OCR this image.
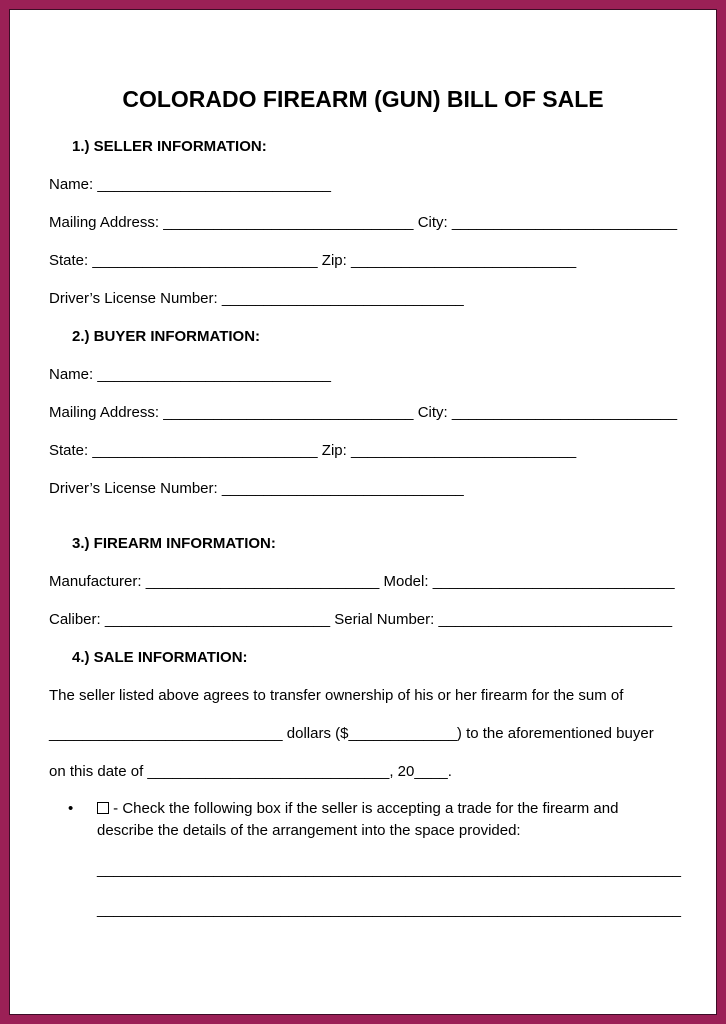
COLORADO FIREARM (GUN) BILL OF SALE
1.) SELLER INFORMATION:
Name: ____________________________
Mailing Address: ______________________________ City: ___________________________
State: ___________________________ Zip: ___________________________
Driver’s License Number: _____________________________
2.) BUYER INFORMATION:
Name: ____________________________
Mailing Address: ______________________________ City: ___________________________
State: ___________________________ Zip: ___________________________
Driver’s License Number: _____________________________
3.) FIREARM INFORMATION:
Manufacturer: ____________________________ Model: _____________________________
Caliber: ___________________________ Serial Number: ____________________________
4.) SALE INFORMATION:
The seller listed above agrees to transfer ownership of his or her firearm for the sum of
____________________________ dollars ($_____________) to the aforementioned buyer
on this date of _____________________________, 20____.
•	- Check the following box if the seller is accepting a trade for the firearm and
describe the details of the arrangement into the space provided:
______________________________________________________________________
______________________________________________________________________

════════════════

Aim: Look through the listing above. Pick out each line with "SALE" and copy it.

Result:
COLORADO FIREARM (GUN) BILL OF SALE
4.) SALE INFORMATION:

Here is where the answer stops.